+++ Raw data

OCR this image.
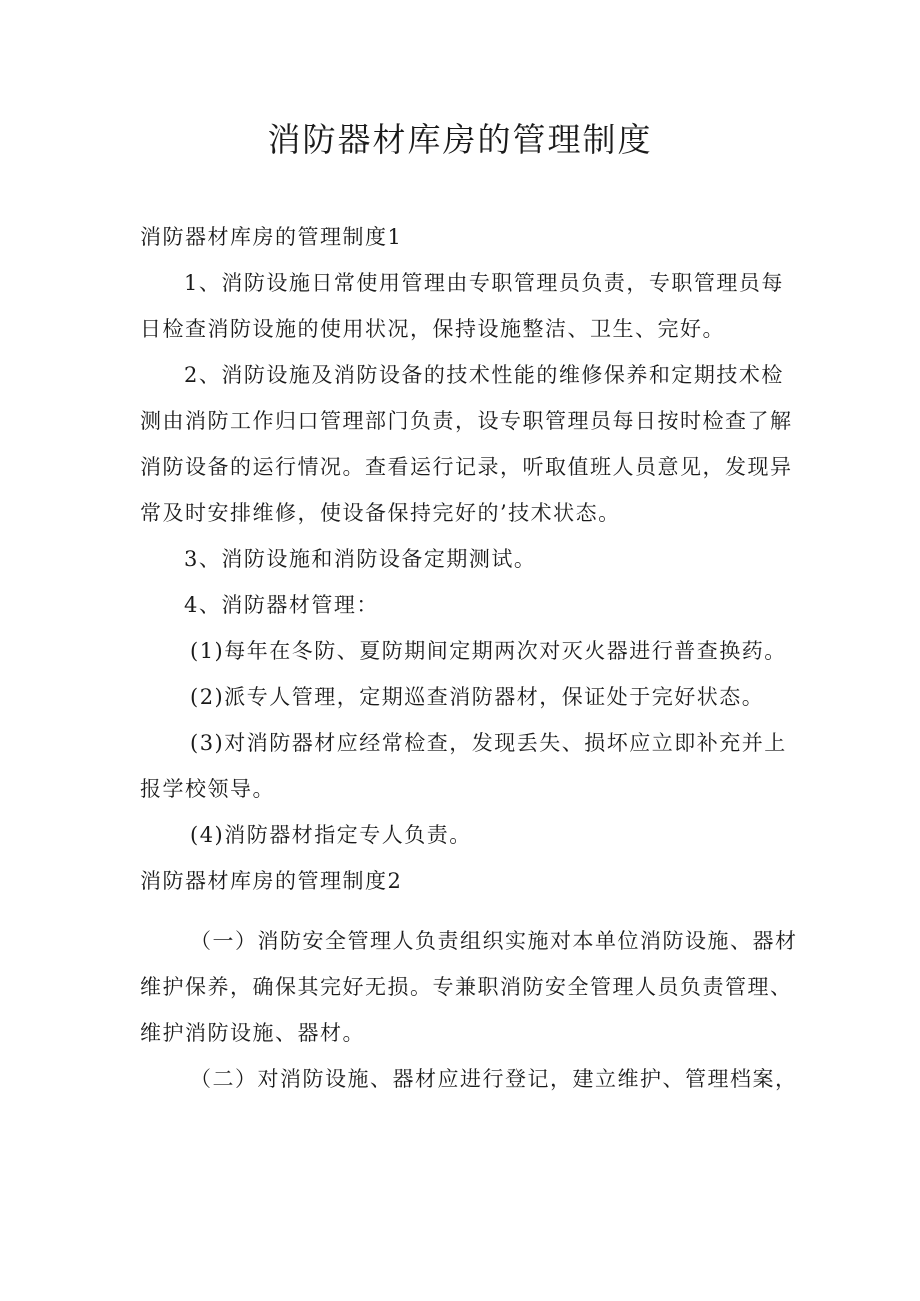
消防器材库房的管理制度

消防器材库房的管理制度1

1、消防设施日常使用管理由专职管理员负责，专职管理员每日检查消防设施的使用状况，保持设施整洁、卫生、完好。

2、消防设施及消防设备的技术性能的维修保养和定期技术检测由消防工作归口管理部门负责，设专职管理员每日按时检查了解消防设备的运行情况。查看运行记录，听取值班人员意见，发现异常及时安排维修，使设备保持完好的’技术状态。

3、消防设施和消防设备定期测试。

4、消防器材管理：

(1)每年在冬防、夏防期间定期两次对灭火器进行普查换药。

(2)派专人管理，定期巡查消防器材，保证处于完好状态。

(3)对消防器材应经常检查，发现丢失、损坏应立即补充并上报学校领导。

(4)消防器材指定专人负责。

消防器材库房的管理制度2

（一）消防安全管理人负责组织实施对本单位消防设施、器材维护保养，确保其完好无损。专兼职消防安全管理人员负责管理、维护消防设施、器材。

（二）对消防设施、器材应进行登记，建立维护、管理档案，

++++++

• Work to do: Write every entry out again exactly, dropping the pictures.

• Full response:
OCR this image.
消防器材库房的管理制度

消防器材库房的管理制度1

1、消防设施日常使用管理由专职管理员负责，专职管理员每日检查消防设施的使用状况，保持设施整洁、卫生、完好。

2、消防设施及消防设备的技术性能的维修保养和定期技术检测由消防工作归口管理部门负责，设专职管理员每日按时检查了解消防设备的运行情况。查看运行记录，听取值班人员意见，发现异常及时安排维修，使设备保持完好的’技术状态。

3、消防设施和消防设备定期测试。

4、消防器材管理：

(1)每年在冬防、夏防期间定期两次对灭火器进行普查换药。

(2)派专人管理，定期巡查消防器材，保证处于完好状态。

(3)对消防器材应经常检查，发现丢失、损坏应立即补充并上报学校领导。

(4)消防器材指定专人负责。

消防器材库房的管理制度2

（一）消防安全管理人负责组织实施对本单位消防设施、器材维护保养，确保其完好无损。专兼职消防安全管理人员负责管理、维护消防设施、器材。

（二）对消防设施、器材应进行登记，建立维护、管理档案，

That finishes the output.